[Start of Raw records]

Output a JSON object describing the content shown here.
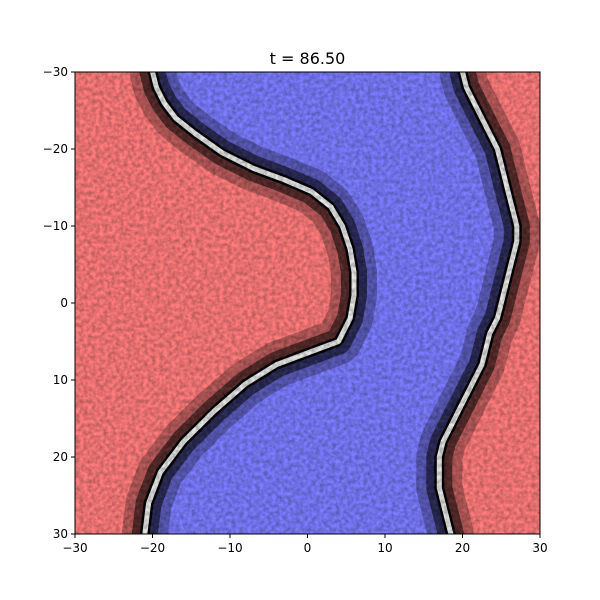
{
  "chart_data": {
    "type": "heatmap",
    "title": "t = 86.50",
    "xlabel": "",
    "ylabel": "",
    "xlim": [
      -30,
      30
    ],
    "ylim": [
      30,
      -30
    ],
    "y_inverted": true,
    "grid": false,
    "legend": "none",
    "x_ticks": [
      -30,
      -20,
      -10,
      0,
      10,
      20,
      30
    ],
    "y_ticks": [
      -30,
      -20,
      -10,
      0,
      10,
      20,
      30
    ],
    "x_tick_labels": [
      "−30",
      "−20",
      "−10",
      "0",
      "10",
      "20",
      "30"
    ],
    "y_tick_labels": [
      "−30",
      "−20",
      "−10",
      "0",
      "10",
      "20",
      "30"
    ],
    "colors": {
      "positive_phase": "#ff7a7a",
      "negative_phase": "#7a7aff",
      "boundary_core": "#ffffff",
      "boundary_edge": "#000000"
    },
    "domain_walls": [
      {
        "name": "",
        "points": [
          [
            -20.0,
            -30
          ],
          [
            -19.5,
            -28
          ],
          [
            -18.5,
            -26
          ],
          [
            -17.0,
            -24
          ],
          [
            -14.5,
            -22
          ],
          [
            -11.0,
            -19.5
          ],
          [
            -7.0,
            -17.5
          ],
          [
            -3.0,
            -16.0
          ],
          [
            0.5,
            -14.5
          ],
          [
            3.0,
            -12.5
          ],
          [
            4.5,
            -10.0
          ],
          [
            5.5,
            -7.0
          ],
          [
            6.0,
            -4.0
          ],
          [
            6.0,
            -1.0
          ],
          [
            5.5,
            2.0
          ],
          [
            4.0,
            5.0
          ],
          [
            0.0,
            6.5
          ],
          [
            -4.0,
            8.0
          ],
          [
            -8.0,
            10.5
          ],
          [
            -12.0,
            14.0
          ],
          [
            -16.0,
            18.0
          ],
          [
            -19.0,
            22.0
          ],
          [
            -20.5,
            26.0
          ],
          [
            -21.0,
            30.0
          ]
        ]
      },
      {
        "name": "",
        "points": [
          [
            20.0,
            -30
          ],
          [
            20.5,
            -28
          ],
          [
            21.5,
            -26
          ],
          [
            22.5,
            -24
          ],
          [
            23.5,
            -22
          ],
          [
            24.5,
            -20
          ],
          [
            25.0,
            -18
          ],
          [
            25.5,
            -16
          ],
          [
            26.0,
            -14
          ],
          [
            26.5,
            -12
          ],
          [
            27.0,
            -10
          ],
          [
            27.0,
            -8
          ],
          [
            26.5,
            -6
          ],
          [
            26.0,
            -4
          ],
          [
            25.5,
            -2
          ],
          [
            25.0,
            0
          ],
          [
            24.5,
            2
          ],
          [
            23.5,
            4
          ],
          [
            23.0,
            6
          ],
          [
            22.5,
            8
          ],
          [
            21.5,
            10
          ],
          [
            20.5,
            12
          ],
          [
            19.5,
            14
          ],
          [
            18.5,
            16
          ],
          [
            17.5,
            18
          ],
          [
            17.0,
            20
          ],
          [
            17.0,
            22
          ],
          [
            17.0,
            24
          ],
          [
            17.5,
            26
          ],
          [
            18.0,
            28
          ],
          [
            18.5,
            30
          ]
        ]
      }
    ]
  }
}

[End of Raw records]

* **What you have to do**
The records above should be reproduced exactly, with no pictures included.

* **Task result**
Output a JSON object describing the content shown here.
{
  "chart_data": {
    "type": "heatmap",
    "title": "t = 86.50",
    "xlabel": "",
    "ylabel": "",
    "xlim": [
      -30,
      30
    ],
    "ylim": [
      30,
      -30
    ],
    "y_inverted": true,
    "grid": false,
    "legend": "none",
    "x_ticks": [
      -30,
      -20,
      -10,
      0,
      10,
      20,
      30
    ],
    "y_ticks": [
      -30,
      -20,
      -10,
      0,
      10,
      20,
      30
    ],
    "x_tick_labels": [
      "−30",
      "−20",
      "−10",
      "0",
      "10",
      "20",
      "30"
    ],
    "y_tick_labels": [
      "−30",
      "−20",
      "−10",
      "0",
      "10",
      "20",
      "30"
    ],
    "colors": {
      "positive_phase": "#ff7a7a",
      "negative_phase": "#7a7aff",
      "boundary_core": "#ffffff",
      "boundary_edge": "#000000"
    },
    "domain_walls": [
      {
        "name": "",
        "points": [
          [
            -20.0,
            -30
          ],
          [
            -19.5,
            -28
          ],
          [
            -18.5,
            -26
          ],
          [
            -17.0,
            -24
          ],
          [
            -14.5,
            -22
          ],
          [
            -11.0,
            -19.5
          ],
          [
            -7.0,
            -17.5
          ],
          [
            -3.0,
            -16.0
          ],
          [
            0.5,
            -14.5
          ],
          [
            3.0,
            -12.5
          ],
          [
            4.5,
            -10.0
          ],
          [
            5.5,
            -7.0
          ],
          [
            6.0,
            -4.0
          ],
          [
            6.0,
            -1.0
          ],
          [
            5.5,
            2.0
          ],
          [
            4.0,
            5.0
          ],
          [
            0.0,
            6.5
          ],
          [
            -4.0,
            8.0
          ],
          [
            -8.0,
            10.5
          ],
          [
            -12.0,
            14.0
          ],
          [
            -16.0,
            18.0
          ],
          [
            -19.0,
            22.0
          ],
          [
            -20.5,
            26.0
          ],
          [
            -21.0,
            30.0
          ]
        ]
      },
      {
        "name": "",
        "points": [
          [
            20.0,
            -30
          ],
          [
            20.5,
            -28
          ],
          [
            21.5,
            -26
          ],
          [
            22.5,
            -24
          ],
          [
            23.5,
            -22
          ],
          [
            24.5,
            -20
          ],
          [
            25.0,
            -18
          ],
          [
            25.5,
            -16
          ],
          [
            26.0,
            -14
          ],
          [
            26.5,
            -12
          ],
          [
            27.0,
            -10
          ],
          [
            27.0,
            -8
          ],
          [
            26.5,
            -6
          ],
          [
            26.0,
            -4
          ],
          [
            25.5,
            -2
          ],
          [
            25.0,
            0
          ],
          [
            24.5,
            2
          ],
          [
            23.5,
            4
          ],
          [
            23.0,
            6
          ],
          [
            22.5,
            8
          ],
          [
            21.5,
            10
          ],
          [
            20.5,
            12
          ],
          [
            19.5,
            14
          ],
          [
            18.5,
            16
          ],
          [
            17.5,
            18
          ],
          [
            17.0,
            20
          ],
          [
            17.0,
            22
          ],
          [
            17.0,
            24
          ],
          [
            17.5,
            26
          ],
          [
            18.0,
            28
          ],
          [
            18.5,
            30
          ]
        ]
      }
    ]
  }
}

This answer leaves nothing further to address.